Exercise:
Across the material below, how many lines contain the word "label"? Give only the number.
---------- Data for processing
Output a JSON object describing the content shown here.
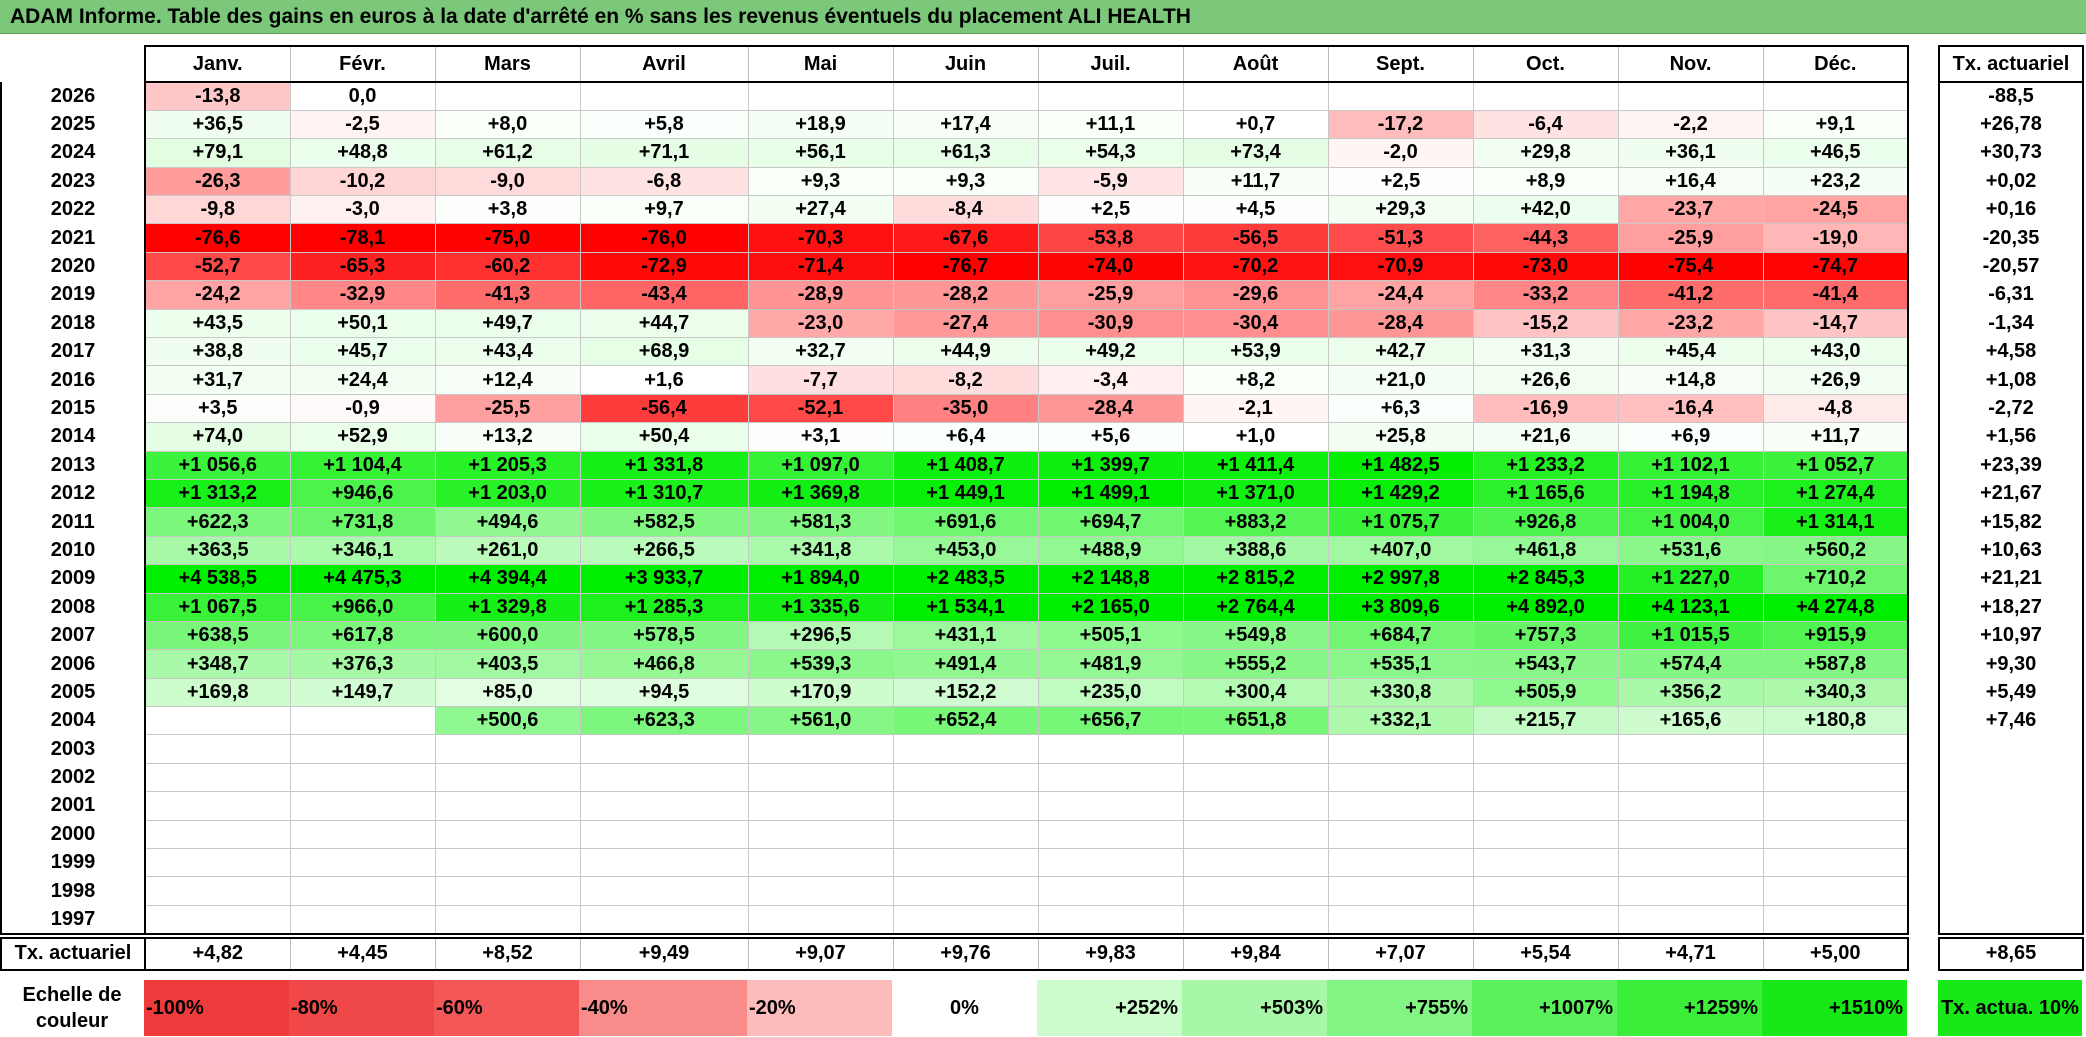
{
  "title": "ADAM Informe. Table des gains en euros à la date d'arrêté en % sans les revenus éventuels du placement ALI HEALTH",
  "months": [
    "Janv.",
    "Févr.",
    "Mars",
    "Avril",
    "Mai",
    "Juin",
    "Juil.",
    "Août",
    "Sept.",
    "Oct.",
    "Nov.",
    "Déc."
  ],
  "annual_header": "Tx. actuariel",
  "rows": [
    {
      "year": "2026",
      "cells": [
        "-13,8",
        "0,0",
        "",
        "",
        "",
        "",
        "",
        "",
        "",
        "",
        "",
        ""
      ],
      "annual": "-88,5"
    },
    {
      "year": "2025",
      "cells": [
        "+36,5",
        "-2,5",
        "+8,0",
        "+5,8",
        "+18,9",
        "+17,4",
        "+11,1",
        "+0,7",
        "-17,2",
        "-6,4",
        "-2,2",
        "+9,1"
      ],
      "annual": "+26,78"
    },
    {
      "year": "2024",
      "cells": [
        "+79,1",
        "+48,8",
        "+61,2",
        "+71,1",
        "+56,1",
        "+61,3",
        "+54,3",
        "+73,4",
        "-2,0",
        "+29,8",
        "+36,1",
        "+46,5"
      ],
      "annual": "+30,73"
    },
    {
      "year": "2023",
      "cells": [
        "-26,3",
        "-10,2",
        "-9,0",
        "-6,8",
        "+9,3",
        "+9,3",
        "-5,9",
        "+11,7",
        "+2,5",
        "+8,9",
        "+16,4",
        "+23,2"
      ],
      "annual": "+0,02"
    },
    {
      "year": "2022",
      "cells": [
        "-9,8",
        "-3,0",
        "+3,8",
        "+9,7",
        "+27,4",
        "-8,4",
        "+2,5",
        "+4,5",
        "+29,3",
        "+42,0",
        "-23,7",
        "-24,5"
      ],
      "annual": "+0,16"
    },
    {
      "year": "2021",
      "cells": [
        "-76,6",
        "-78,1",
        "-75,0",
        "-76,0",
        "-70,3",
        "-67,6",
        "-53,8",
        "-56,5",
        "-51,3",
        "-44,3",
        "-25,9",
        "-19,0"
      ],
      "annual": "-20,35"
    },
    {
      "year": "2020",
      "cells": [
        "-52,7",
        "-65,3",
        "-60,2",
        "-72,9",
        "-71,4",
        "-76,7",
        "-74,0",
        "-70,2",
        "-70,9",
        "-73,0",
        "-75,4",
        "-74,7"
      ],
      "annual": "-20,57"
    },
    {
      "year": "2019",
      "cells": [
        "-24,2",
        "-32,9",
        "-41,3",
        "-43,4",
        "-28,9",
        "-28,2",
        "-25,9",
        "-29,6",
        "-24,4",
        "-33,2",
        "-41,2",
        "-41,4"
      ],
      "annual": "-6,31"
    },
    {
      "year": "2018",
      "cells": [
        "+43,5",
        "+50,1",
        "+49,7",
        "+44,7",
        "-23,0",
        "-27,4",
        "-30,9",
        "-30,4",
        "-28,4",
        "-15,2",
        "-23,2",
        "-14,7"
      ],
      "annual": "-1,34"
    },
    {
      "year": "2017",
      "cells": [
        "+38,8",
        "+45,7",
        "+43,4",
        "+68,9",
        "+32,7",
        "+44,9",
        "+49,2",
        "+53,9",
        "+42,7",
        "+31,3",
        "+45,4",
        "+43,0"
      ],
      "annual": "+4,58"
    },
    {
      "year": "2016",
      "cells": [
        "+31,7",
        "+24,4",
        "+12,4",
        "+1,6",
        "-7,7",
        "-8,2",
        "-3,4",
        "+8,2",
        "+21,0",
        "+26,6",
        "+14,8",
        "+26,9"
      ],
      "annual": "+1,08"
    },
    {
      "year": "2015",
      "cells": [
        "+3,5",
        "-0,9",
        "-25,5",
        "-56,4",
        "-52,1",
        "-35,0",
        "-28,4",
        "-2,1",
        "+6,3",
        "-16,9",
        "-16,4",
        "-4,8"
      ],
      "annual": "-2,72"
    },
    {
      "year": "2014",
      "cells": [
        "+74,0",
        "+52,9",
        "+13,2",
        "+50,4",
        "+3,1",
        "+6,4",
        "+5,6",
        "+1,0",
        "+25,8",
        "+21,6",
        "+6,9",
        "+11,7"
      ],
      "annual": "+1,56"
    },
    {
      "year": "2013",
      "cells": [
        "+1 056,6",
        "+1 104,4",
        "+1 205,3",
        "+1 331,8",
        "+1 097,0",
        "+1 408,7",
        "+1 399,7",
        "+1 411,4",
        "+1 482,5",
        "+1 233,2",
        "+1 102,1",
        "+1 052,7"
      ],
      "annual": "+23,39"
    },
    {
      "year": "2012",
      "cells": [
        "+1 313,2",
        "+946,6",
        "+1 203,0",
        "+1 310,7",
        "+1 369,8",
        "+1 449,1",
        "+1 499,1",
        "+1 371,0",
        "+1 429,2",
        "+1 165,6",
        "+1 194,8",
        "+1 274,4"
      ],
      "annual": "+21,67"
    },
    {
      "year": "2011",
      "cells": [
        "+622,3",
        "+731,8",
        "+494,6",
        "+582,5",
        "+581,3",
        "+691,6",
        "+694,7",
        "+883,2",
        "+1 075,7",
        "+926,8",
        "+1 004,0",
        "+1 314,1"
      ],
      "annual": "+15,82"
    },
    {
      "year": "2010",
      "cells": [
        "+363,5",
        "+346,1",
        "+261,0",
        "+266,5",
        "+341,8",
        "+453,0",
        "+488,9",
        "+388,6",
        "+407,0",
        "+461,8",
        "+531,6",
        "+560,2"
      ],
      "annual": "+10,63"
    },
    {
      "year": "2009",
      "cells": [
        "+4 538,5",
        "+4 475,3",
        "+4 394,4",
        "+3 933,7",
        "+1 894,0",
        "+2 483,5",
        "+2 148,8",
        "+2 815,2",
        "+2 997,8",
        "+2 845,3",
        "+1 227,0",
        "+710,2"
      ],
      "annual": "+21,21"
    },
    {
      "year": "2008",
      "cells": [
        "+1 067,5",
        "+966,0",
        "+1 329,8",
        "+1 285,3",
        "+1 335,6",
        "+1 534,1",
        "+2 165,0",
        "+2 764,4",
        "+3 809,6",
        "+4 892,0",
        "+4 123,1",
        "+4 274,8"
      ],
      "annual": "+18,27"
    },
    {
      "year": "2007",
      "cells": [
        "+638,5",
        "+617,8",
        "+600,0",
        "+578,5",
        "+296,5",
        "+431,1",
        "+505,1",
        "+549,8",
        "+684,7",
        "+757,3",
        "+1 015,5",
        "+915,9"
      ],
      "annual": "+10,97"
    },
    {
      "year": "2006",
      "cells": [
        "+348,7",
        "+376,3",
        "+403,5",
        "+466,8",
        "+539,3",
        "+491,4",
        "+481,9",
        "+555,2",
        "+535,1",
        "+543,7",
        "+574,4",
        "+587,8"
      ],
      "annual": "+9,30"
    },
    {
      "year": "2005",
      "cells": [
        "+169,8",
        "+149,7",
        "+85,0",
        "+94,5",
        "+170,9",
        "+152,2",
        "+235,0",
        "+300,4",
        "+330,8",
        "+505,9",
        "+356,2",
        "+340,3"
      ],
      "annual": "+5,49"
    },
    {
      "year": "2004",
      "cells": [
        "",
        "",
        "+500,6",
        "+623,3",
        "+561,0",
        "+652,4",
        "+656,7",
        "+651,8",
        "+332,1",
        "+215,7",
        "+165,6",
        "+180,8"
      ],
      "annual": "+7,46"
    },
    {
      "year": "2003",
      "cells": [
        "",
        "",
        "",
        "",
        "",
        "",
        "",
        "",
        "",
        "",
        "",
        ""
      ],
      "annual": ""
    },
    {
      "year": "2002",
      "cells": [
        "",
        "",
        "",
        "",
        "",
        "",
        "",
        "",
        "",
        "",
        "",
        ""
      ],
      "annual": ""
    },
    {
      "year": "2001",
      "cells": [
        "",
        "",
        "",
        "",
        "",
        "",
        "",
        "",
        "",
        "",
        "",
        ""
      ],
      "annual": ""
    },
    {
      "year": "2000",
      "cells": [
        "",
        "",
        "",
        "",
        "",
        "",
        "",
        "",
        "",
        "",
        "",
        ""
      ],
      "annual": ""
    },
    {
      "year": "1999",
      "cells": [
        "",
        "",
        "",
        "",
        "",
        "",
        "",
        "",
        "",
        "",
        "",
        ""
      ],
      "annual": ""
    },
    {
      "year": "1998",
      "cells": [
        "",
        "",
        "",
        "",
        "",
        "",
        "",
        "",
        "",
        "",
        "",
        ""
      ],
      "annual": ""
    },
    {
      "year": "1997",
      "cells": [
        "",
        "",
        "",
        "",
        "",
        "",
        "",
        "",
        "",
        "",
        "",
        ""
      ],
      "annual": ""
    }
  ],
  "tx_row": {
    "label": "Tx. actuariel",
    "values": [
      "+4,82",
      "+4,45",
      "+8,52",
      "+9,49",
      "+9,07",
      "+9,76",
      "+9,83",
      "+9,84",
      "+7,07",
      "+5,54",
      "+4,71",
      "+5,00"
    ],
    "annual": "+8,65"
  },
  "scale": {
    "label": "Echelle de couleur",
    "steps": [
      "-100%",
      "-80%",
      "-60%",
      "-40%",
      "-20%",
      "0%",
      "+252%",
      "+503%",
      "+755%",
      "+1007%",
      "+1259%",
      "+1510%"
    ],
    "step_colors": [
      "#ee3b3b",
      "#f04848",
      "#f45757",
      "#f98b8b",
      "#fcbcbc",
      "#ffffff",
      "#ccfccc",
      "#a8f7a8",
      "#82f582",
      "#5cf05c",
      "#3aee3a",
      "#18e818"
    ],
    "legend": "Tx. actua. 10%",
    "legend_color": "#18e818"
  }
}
--------------------
Exercise answer:
2